OBJECTIVE: Images must not appear in your copy; reproduce every other part of the records exactly.

╔══

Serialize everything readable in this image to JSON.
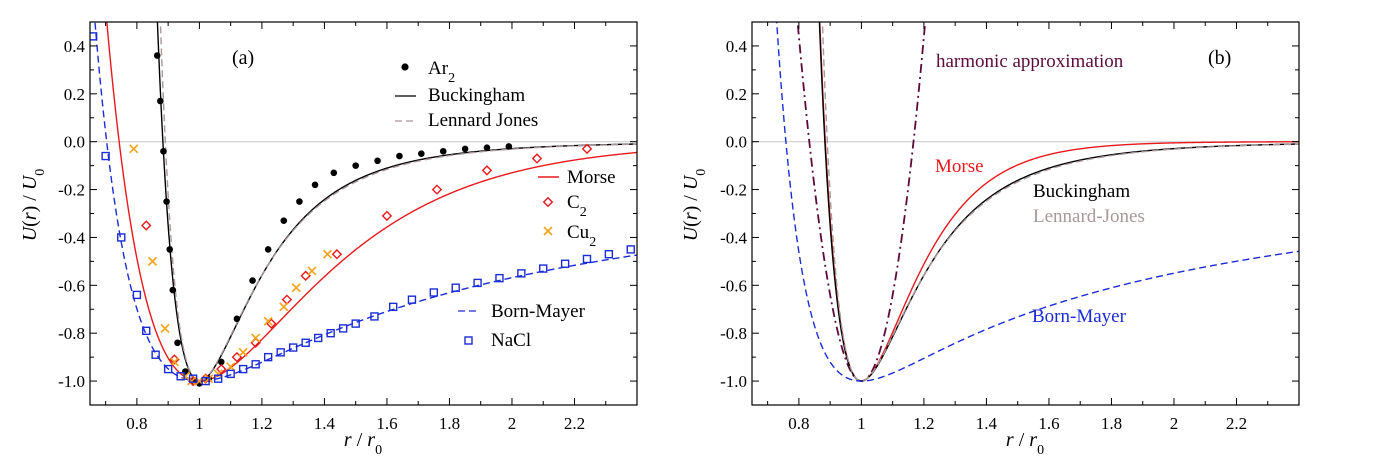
{
  "colors": {
    "black": "#000000",
    "red": "#e8191d",
    "blue": "#1a2cd6",
    "orange": "#f5a11a",
    "grayLJ": "#a89898",
    "purple": "#5c0a3a",
    "zero": "#c8c8c8"
  },
  "chart_data": [
    {
      "type": "line",
      "panel_label": "(a)",
      "xlabel": "r / r0",
      "ylabel": "U(r) / U0",
      "xlim": [
        0.65,
        2.4
      ],
      "ylim": [
        -1.1,
        0.5
      ],
      "xticks": [
        "0.8",
        "1",
        "1.2",
        "1.4",
        "1.6",
        "1.8",
        "2",
        "2.2"
      ],
      "yticks": [
        "0.4",
        "0.2",
        "0.0",
        "-0.2",
        "-0.4",
        "-0.6",
        "-0.8",
        "-1.0"
      ],
      "legend": {
        "ar2": "Ar2",
        "buckingham": "Buckingham",
        "lennard_jones": "Lennard Jones",
        "morse": "Morse",
        "c2": "C2",
        "cu2": "Cu2",
        "born_mayer": "Born-Mayer",
        "nacl": "NaCl"
      },
      "series": [
        {
          "name": "Ar2",
          "kind": "scatter",
          "marker": "filled-circle",
          "x": [
            0.865,
            0.875,
            0.885,
            0.895,
            0.905,
            0.915,
            0.93,
            0.955,
            0.98,
            1.0,
            1.03,
            1.07,
            1.12,
            1.17,
            1.22,
            1.27,
            1.32,
            1.37,
            1.43,
            1.5,
            1.57,
            1.64,
            1.71,
            1.78,
            1.85,
            1.92,
            1.99
          ],
          "y": [
            0.36,
            0.17,
            -0.04,
            -0.25,
            -0.45,
            -0.62,
            -0.84,
            -0.96,
            -1.0,
            -1.01,
            -0.99,
            -0.92,
            -0.74,
            -0.58,
            -0.45,
            -0.33,
            -0.25,
            -0.18,
            -0.13,
            -0.1,
            -0.08,
            -0.06,
            -0.05,
            -0.04,
            -0.03,
            -0.025,
            -0.02
          ]
        },
        {
          "name": "C2",
          "kind": "scatter",
          "marker": "open-diamond",
          "x": [
            0.83,
            0.92,
            0.98,
            1.02,
            1.07,
            1.12,
            1.18,
            1.23,
            1.28,
            1.34,
            1.44,
            1.6,
            1.76,
            1.92,
            2.08,
            2.24
          ],
          "y": [
            -0.35,
            -0.91,
            -1.0,
            -0.99,
            -0.95,
            -0.9,
            -0.84,
            -0.76,
            -0.66,
            -0.56,
            -0.47,
            -0.31,
            -0.2,
            -0.12,
            -0.07,
            -0.03
          ],
          "clip": true
        },
        {
          "name": "Cu2",
          "kind": "scatter",
          "marker": "x",
          "x": [
            0.79,
            0.85,
            0.89,
            0.92,
            0.955,
            0.975,
            1.0,
            1.03,
            1.06,
            1.1,
            1.14,
            1.18,
            1.22,
            1.27,
            1.31,
            1.36,
            1.41
          ],
          "y": [
            -0.03,
            -0.5,
            -0.78,
            -0.92,
            -0.98,
            -1.0,
            -1.0,
            -0.99,
            -0.97,
            -0.94,
            -0.88,
            -0.82,
            -0.75,
            -0.69,
            -0.61,
            -0.54,
            -0.47
          ]
        },
        {
          "name": "NaCl",
          "kind": "scatter",
          "marker": "open-square",
          "x": [
            0.66,
            0.7,
            0.75,
            0.8,
            0.83,
            0.86,
            0.9,
            0.94,
            0.98,
            1.02,
            1.06,
            1.1,
            1.14,
            1.18,
            1.22,
            1.26,
            1.3,
            1.34,
            1.38,
            1.42,
            1.46,
            1.5,
            1.56,
            1.62,
            1.68,
            1.75,
            1.82,
            1.89,
            1.96,
            2.03,
            2.1,
            2.17,
            2.24,
            2.31,
            2.38
          ],
          "y": [
            0.44,
            -0.06,
            -0.4,
            -0.64,
            -0.79,
            -0.89,
            -0.95,
            -0.98,
            -0.99,
            -1.0,
            -0.99,
            -0.97,
            -0.95,
            -0.93,
            -0.9,
            -0.88,
            -0.86,
            -0.84,
            -0.82,
            -0.8,
            -0.78,
            -0.76,
            -0.73,
            -0.69,
            -0.66,
            -0.63,
            -0.61,
            -0.59,
            -0.57,
            -0.55,
            -0.53,
            -0.51,
            -0.49,
            -0.47,
            -0.45
          ]
        }
      ],
      "curves": [
        {
          "name": "Buckingham",
          "style": "solid",
          "color": "black",
          "model": "buckingham",
          "a": 13.0
        },
        {
          "name": "Lennard Jones",
          "style": "dashed",
          "color": "grayLJ",
          "model": "lj"
        },
        {
          "name": "Morse",
          "style": "solid",
          "color": "red",
          "model": "morse",
          "a": 2.7
        },
        {
          "name": "Born-Mayer",
          "style": "dashed",
          "color": "blue",
          "model": "bornmayer",
          "a": 1.0
        }
      ]
    },
    {
      "type": "line",
      "panel_label": "(b)",
      "xlabel": "r / r0",
      "ylabel": "U(r) / U0",
      "xlim": [
        0.65,
        2.4
      ],
      "ylim": [
        -1.1,
        0.5
      ],
      "xticks": [
        "0.8",
        "1",
        "1.2",
        "1.4",
        "1.6",
        "1.8",
        "2",
        "2.2"
      ],
      "yticks": [
        "0.4",
        "0.2",
        "0.0",
        "-0.2",
        "-0.4",
        "-0.6",
        "-0.8",
        "-1.0"
      ],
      "labels": {
        "harmonic": "harmonic approximation",
        "morse": "Morse",
        "buckingham": "Buckingham",
        "lennard_jones": "Lennard-Jones",
        "born_mayer": "Born-Mayer"
      },
      "curves": [
        {
          "name": "harmonic approximation",
          "style": "dashdot",
          "color": "purple",
          "model": "harmonic",
          "k": 36.0
        },
        {
          "name": "Morse",
          "style": "solid",
          "color": "red",
          "model": "morse",
          "a": 6.0
        },
        {
          "name": "Buckingham",
          "style": "solid",
          "color": "black",
          "model": "buckingham",
          "a": 13.0
        },
        {
          "name": "Lennard-Jones",
          "style": "dashed",
          "color": "grayLJ",
          "model": "lj"
        },
        {
          "name": "Born-Mayer",
          "style": "dashed",
          "color": "blue",
          "model": "bornmayer2",
          "a": 2.0
        }
      ]
    }
  ]
}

╚══

ANSWER TO THE EXERCISE:
Serialize everything readable in this image to JSON.
{
  "colors": {
    "black": "#000000",
    "red": "#e8191d",
    "blue": "#1a2cd6",
    "orange": "#f5a11a",
    "grayLJ": "#a89898",
    "purple": "#5c0a3a",
    "zero": "#c8c8c8"
  },
  "chart_data": [
    {
      "type": "line",
      "panel_label": "(a)",
      "xlabel": "r / r0",
      "ylabel": "U(r) / U0",
      "xlim": [
        0.65,
        2.4
      ],
      "ylim": [
        -1.1,
        0.5
      ],
      "xticks": [
        "0.8",
        "1",
        "1.2",
        "1.4",
        "1.6",
        "1.8",
        "2",
        "2.2"
      ],
      "yticks": [
        "0.4",
        "0.2",
        "0.0",
        "-0.2",
        "-0.4",
        "-0.6",
        "-0.8",
        "-1.0"
      ],
      "legend": {
        "ar2": "Ar2",
        "buckingham": "Buckingham",
        "lennard_jones": "Lennard Jones",
        "morse": "Morse",
        "c2": "C2",
        "cu2": "Cu2",
        "born_mayer": "Born-Mayer",
        "nacl": "NaCl"
      },
      "series": [
        {
          "name": "Ar2",
          "kind": "scatter",
          "marker": "filled-circle",
          "x": [
            0.865,
            0.875,
            0.885,
            0.895,
            0.905,
            0.915,
            0.93,
            0.955,
            0.98,
            1.0,
            1.03,
            1.07,
            1.12,
            1.17,
            1.22,
            1.27,
            1.32,
            1.37,
            1.43,
            1.5,
            1.57,
            1.64,
            1.71,
            1.78,
            1.85,
            1.92,
            1.99
          ],
          "y": [
            0.36,
            0.17,
            -0.04,
            -0.25,
            -0.45,
            -0.62,
            -0.84,
            -0.96,
            -1.0,
            -1.01,
            -0.99,
            -0.92,
            -0.74,
            -0.58,
            -0.45,
            -0.33,
            -0.25,
            -0.18,
            -0.13,
            -0.1,
            -0.08,
            -0.06,
            -0.05,
            -0.04,
            -0.03,
            -0.025,
            -0.02
          ]
        },
        {
          "name": "C2",
          "kind": "scatter",
          "marker": "open-diamond",
          "x": [
            0.83,
            0.92,
            0.98,
            1.02,
            1.07,
            1.12,
            1.18,
            1.23,
            1.28,
            1.34,
            1.44,
            1.6,
            1.76,
            1.92,
            2.08,
            2.24
          ],
          "y": [
            -0.35,
            -0.91,
            -1.0,
            -0.99,
            -0.95,
            -0.9,
            -0.84,
            -0.76,
            -0.66,
            -0.56,
            -0.47,
            -0.31,
            -0.2,
            -0.12,
            -0.07,
            -0.03
          ],
          "clip": true
        },
        {
          "name": "Cu2",
          "kind": "scatter",
          "marker": "x",
          "x": [
            0.79,
            0.85,
            0.89,
            0.92,
            0.955,
            0.975,
            1.0,
            1.03,
            1.06,
            1.1,
            1.14,
            1.18,
            1.22,
            1.27,
            1.31,
            1.36,
            1.41
          ],
          "y": [
            -0.03,
            -0.5,
            -0.78,
            -0.92,
            -0.98,
            -1.0,
            -1.0,
            -0.99,
            -0.97,
            -0.94,
            -0.88,
            -0.82,
            -0.75,
            -0.69,
            -0.61,
            -0.54,
            -0.47
          ]
        },
        {
          "name": "NaCl",
          "kind": "scatter",
          "marker": "open-square",
          "x": [
            0.66,
            0.7,
            0.75,
            0.8,
            0.83,
            0.86,
            0.9,
            0.94,
            0.98,
            1.02,
            1.06,
            1.1,
            1.14,
            1.18,
            1.22,
            1.26,
            1.3,
            1.34,
            1.38,
            1.42,
            1.46,
            1.5,
            1.56,
            1.62,
            1.68,
            1.75,
            1.82,
            1.89,
            1.96,
            2.03,
            2.1,
            2.17,
            2.24,
            2.31,
            2.38
          ],
          "y": [
            0.44,
            -0.06,
            -0.4,
            -0.64,
            -0.79,
            -0.89,
            -0.95,
            -0.98,
            -0.99,
            -1.0,
            -0.99,
            -0.97,
            -0.95,
            -0.93,
            -0.9,
            -0.88,
            -0.86,
            -0.84,
            -0.82,
            -0.8,
            -0.78,
            -0.76,
            -0.73,
            -0.69,
            -0.66,
            -0.63,
            -0.61,
            -0.59,
            -0.57,
            -0.55,
            -0.53,
            -0.51,
            -0.49,
            -0.47,
            -0.45
          ]
        }
      ],
      "curves": [
        {
          "name": "Buckingham",
          "style": "solid",
          "color": "black",
          "model": "buckingham",
          "a": 13.0
        },
        {
          "name": "Lennard Jones",
          "style": "dashed",
          "color": "grayLJ",
          "model": "lj"
        },
        {
          "name": "Morse",
          "style": "solid",
          "color": "red",
          "model": "morse",
          "a": 2.7
        },
        {
          "name": "Born-Mayer",
          "style": "dashed",
          "color": "blue",
          "model": "bornmayer",
          "a": 1.0
        }
      ]
    },
    {
      "type": "line",
      "panel_label": "(b)",
      "xlabel": "r / r0",
      "ylabel": "U(r) / U0",
      "xlim": [
        0.65,
        2.4
      ],
      "ylim": [
        -1.1,
        0.5
      ],
      "xticks": [
        "0.8",
        "1",
        "1.2",
        "1.4",
        "1.6",
        "1.8",
        "2",
        "2.2"
      ],
      "yticks": [
        "0.4",
        "0.2",
        "0.0",
        "-0.2",
        "-0.4",
        "-0.6",
        "-0.8",
        "-1.0"
      ],
      "labels": {
        "harmonic": "harmonic approximation",
        "morse": "Morse",
        "buckingham": "Buckingham",
        "lennard_jones": "Lennard-Jones",
        "born_mayer": "Born-Mayer"
      },
      "curves": [
        {
          "name": "harmonic approximation",
          "style": "dashdot",
          "color": "purple",
          "model": "harmonic",
          "k": 36.0
        },
        {
          "name": "Morse",
          "style": "solid",
          "color": "red",
          "model": "morse",
          "a": 6.0
        },
        {
          "name": "Buckingham",
          "style": "solid",
          "color": "black",
          "model": "buckingham",
          "a": 13.0
        },
        {
          "name": "Lennard-Jones",
          "style": "dashed",
          "color": "grayLJ",
          "model": "lj"
        },
        {
          "name": "Born-Mayer",
          "style": "dashed",
          "color": "blue",
          "model": "bornmayer2",
          "a": 2.0
        }
      ]
    }
  ]
}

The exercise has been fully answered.